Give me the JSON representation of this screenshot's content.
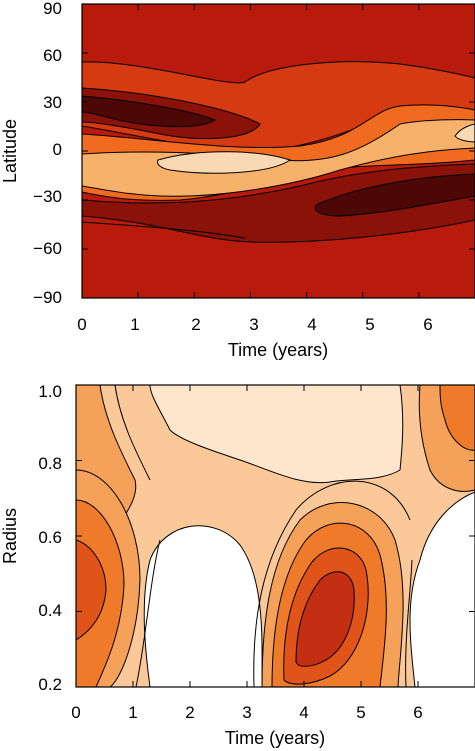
{
  "chart_data": [
    {
      "type": "heatmap",
      "panel": "top",
      "xlabel": "Time (years)",
      "ylabel": "Latitude",
      "xlim": [
        0,
        7
      ],
      "ylim": [
        -90,
        90
      ],
      "xticks": [
        0,
        1,
        2,
        3,
        4,
        5,
        6
      ],
      "yticks": [
        -90,
        -60,
        -30,
        0,
        30,
        60,
        90
      ],
      "colormap": [
        "#f9d9b3",
        "#f7b16a",
        "#f06a1f",
        "#d63a10",
        "#b81a0c",
        "#8a1209",
        "#4d0805"
      ],
      "features": [
        {
          "label": "negative-north-lobe",
          "t_range": [
            0,
            3.8
          ],
          "lat_center": 20,
          "level": "dark"
        },
        {
          "label": "equatorial-positive-band",
          "t_range": [
            0,
            7
          ],
          "lat_center": -5,
          "level": "light"
        },
        {
          "label": "south-negative-lobe",
          "t_range": [
            2.3,
            7
          ],
          "lat_center": -25,
          "level": "dark"
        }
      ]
    },
    {
      "type": "heatmap",
      "panel": "bottom",
      "xlabel": "Time (years)",
      "ylabel": "Radius",
      "xlim": [
        0,
        7
      ],
      "ylim": [
        0.2,
        1.0
      ],
      "xticks": [
        0,
        1,
        2,
        3,
        4,
        5,
        6
      ],
      "yticks": [
        0.2,
        0.4,
        0.6,
        0.8,
        1.0
      ],
      "ytick_labels": [
        "0.2",
        "0.4",
        "0.6",
        "0.8",
        "1.0"
      ],
      "colormap": [
        "#ffffff",
        "#fde6cc",
        "#fbc999",
        "#f6a15a",
        "#ef7a2a",
        "#e0541a",
        "#c42e12"
      ],
      "features": [
        {
          "label": "left-maximum",
          "t_center": 0,
          "r_center": 0.45,
          "level": "high"
        },
        {
          "label": "central-maximum",
          "t_center": 4.4,
          "r_center": 0.33,
          "level": "high"
        },
        {
          "label": "upper-right-maximum",
          "t_center": 6.5,
          "r_center": 0.95,
          "level": "mid"
        }
      ]
    }
  ],
  "ticks": {
    "top_y": [
      "90",
      "60",
      "30",
      "0",
      "−30",
      "−60",
      "−90"
    ],
    "top_x": [
      "0",
      "1",
      "2",
      "3",
      "4",
      "5",
      "6"
    ],
    "bottom_y": [
      "1.0",
      "0.8",
      "0.6",
      "0.4",
      "0.2"
    ],
    "bottom_x": [
      "0",
      "1",
      "2",
      "3",
      "4",
      "5",
      "6"
    ]
  },
  "labels": {
    "top_xlabel": "Time (years)",
    "top_ylabel": "Latitude",
    "bottom_xlabel": "Time (years)",
    "bottom_ylabel": "Radius"
  }
}
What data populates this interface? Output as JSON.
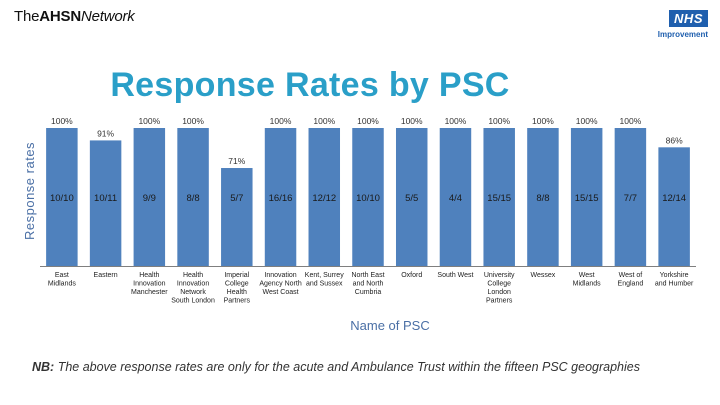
{
  "header": {
    "brand_prefix": "The",
    "brand_bold": "AHSN",
    "brand_suffix": "Network",
    "nhs_mark": "NHS",
    "nhs_sub": "Improvement"
  },
  "footnote": {
    "prefix": "NB:",
    "text": " The above response rates are only for the acute and Ambulance Trust within the fifteen PSC geographies"
  },
  "chart_data": {
    "type": "bar",
    "title": "Response Rates by PSC",
    "xlabel": "Name of PSC",
    "ylabel": "Response rates",
    "ylim": [
      0,
      100
    ],
    "grid": false,
    "legend": "none",
    "bar_color": "#4f81bd",
    "categories": [
      "East Midlands",
      "Eastern",
      "Health Innovation Manchester",
      "Health Innovation Network South London",
      "Imperial College Health Partners",
      "Innovation Agency North West Coast",
      "Kent, Surrey and Sussex",
      "North East and North Cumbria",
      "Oxford",
      "South West",
      "University College London Partners",
      "Wessex",
      "West Midlands",
      "West of England",
      "Yorkshire and Humber"
    ],
    "values": [
      100,
      91,
      100,
      100,
      71,
      100,
      100,
      100,
      100,
      100,
      100,
      100,
      100,
      100,
      86
    ],
    "value_labels": [
      "100%",
      "91%",
      "100%",
      "100%",
      "71%",
      "100%",
      "100%",
      "100%",
      "100%",
      "100%",
      "100%",
      "100%",
      "100%",
      "100%",
      "86%"
    ],
    "count_labels": [
      "10/10",
      "10/11",
      "9/9",
      "8/8",
      "5/7",
      "16/16",
      "12/12",
      "10/10",
      "5/5",
      "4/4",
      "15/15",
      "8/8",
      "15/15",
      "7/7",
      "12/14"
    ]
  }
}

§ §

**Directive:** Restate the records word for word, omitting images.

**Final answer:**
Give me the JSON representation of this screenshot's content.
{
  "chart_data": [
    {
      "type": "heatmap",
      "panel": "top",
      "xlabel": "Time (years)",
      "ylabel": "Latitude",
      "xlim": [
        0,
        7
      ],
      "ylim": [
        -90,
        90
      ],
      "xticks": [
        0,
        1,
        2,
        3,
        4,
        5,
        6
      ],
      "yticks": [
        -90,
        -60,
        -30,
        0,
        30,
        60,
        90
      ],
      "colormap": [
        "#f9d9b3",
        "#f7b16a",
        "#f06a1f",
        "#d63a10",
        "#b81a0c",
        "#8a1209",
        "#4d0805"
      ],
      "features": [
        {
          "label": "negative-north-lobe",
          "t_range": [
            0,
            3.8
          ],
          "lat_center": 20,
          "level": "dark"
        },
        {
          "label": "equatorial-positive-band",
          "t_range": [
            0,
            7
          ],
          "lat_center": -5,
          "level": "light"
        },
        {
          "label": "south-negative-lobe",
          "t_range": [
            2.3,
            7
          ],
          "lat_center": -25,
          "level": "dark"
        }
      ]
    },
    {
      "type": "heatmap",
      "panel": "bottom",
      "xlabel": "Time (years)",
      "ylabel": "Radius",
      "xlim": [
        0,
        7
      ],
      "ylim": [
        0.2,
        1.0
      ],
      "xticks": [
        0,
        1,
        2,
        3,
        4,
        5,
        6
      ],
      "yticks": [
        0.2,
        0.4,
        0.6,
        0.8,
        1.0
      ],
      "ytick_labels": [
        "0.2",
        "0.4",
        "0.6",
        "0.8",
        "1.0"
      ],
      "colormap": [
        "#ffffff",
        "#fde6cc",
        "#fbc999",
        "#f6a15a",
        "#ef7a2a",
        "#e0541a",
        "#c42e12"
      ],
      "features": [
        {
          "label": "left-maximum",
          "t_center": 0,
          "r_center": 0.45,
          "level": "high"
        },
        {
          "label": "central-maximum",
          "t_center": 4.4,
          "r_center": 0.33,
          "level": "high"
        },
        {
          "label": "upper-right-maximum",
          "t_center": 6.5,
          "r_center": 0.95,
          "level": "mid"
        }
      ]
    }
  ],
  "ticks": {
    "top_y": [
      "90",
      "60",
      "30",
      "0",
      "−30",
      "−60",
      "−90"
    ],
    "top_x": [
      "0",
      "1",
      "2",
      "3",
      "4",
      "5",
      "6"
    ],
    "bottom_y": [
      "1.0",
      "0.8",
      "0.6",
      "0.4",
      "0.2"
    ],
    "bottom_x": [
      "0",
      "1",
      "2",
      "3",
      "4",
      "5",
      "6"
    ]
  },
  "labels": {
    "top_xlabel": "Time (years)",
    "top_ylabel": "Latitude",
    "bottom_xlabel": "Time (years)",
    "bottom_ylabel": "Radius"
  }
}
What data populates this interface? Output as JSON.
{
  "header": {
    "brand_prefix": "The",
    "brand_bold": "AHSN",
    "brand_suffix": "Network",
    "nhs_mark": "NHS",
    "nhs_sub": "Improvement"
  },
  "footnote": {
    "prefix": "NB:",
    "text": " The above response rates are only for the acute and Ambulance Trust within the fifteen PSC geographies"
  },
  "chart_data": {
    "type": "bar",
    "title": "Response Rates by PSC",
    "xlabel": "Name of PSC",
    "ylabel": "Response rates",
    "ylim": [
      0,
      100
    ],
    "grid": false,
    "legend": "none",
    "bar_color": "#4f81bd",
    "categories": [
      "East Midlands",
      "Eastern",
      "Health Innovation Manchester",
      "Health Innovation Network South London",
      "Imperial College Health Partners",
      "Innovation Agency North West Coast",
      "Kent, Surrey and Sussex",
      "North East and North Cumbria",
      "Oxford",
      "South West",
      "University College London Partners",
      "Wessex",
      "West Midlands",
      "West of England",
      "Yorkshire and Humber"
    ],
    "values": [
      100,
      91,
      100,
      100,
      71,
      100,
      100,
      100,
      100,
      100,
      100,
      100,
      100,
      100,
      86
    ],
    "value_labels": [
      "100%",
      "91%",
      "100%",
      "100%",
      "71%",
      "100%",
      "100%",
      "100%",
      "100%",
      "100%",
      "100%",
      "100%",
      "100%",
      "100%",
      "86%"
    ],
    "count_labels": [
      "10/10",
      "10/11",
      "9/9",
      "8/8",
      "5/7",
      "16/16",
      "12/12",
      "10/10",
      "5/5",
      "4/4",
      "15/15",
      "8/8",
      "15/15",
      "7/7",
      "12/14"
    ]
  }
}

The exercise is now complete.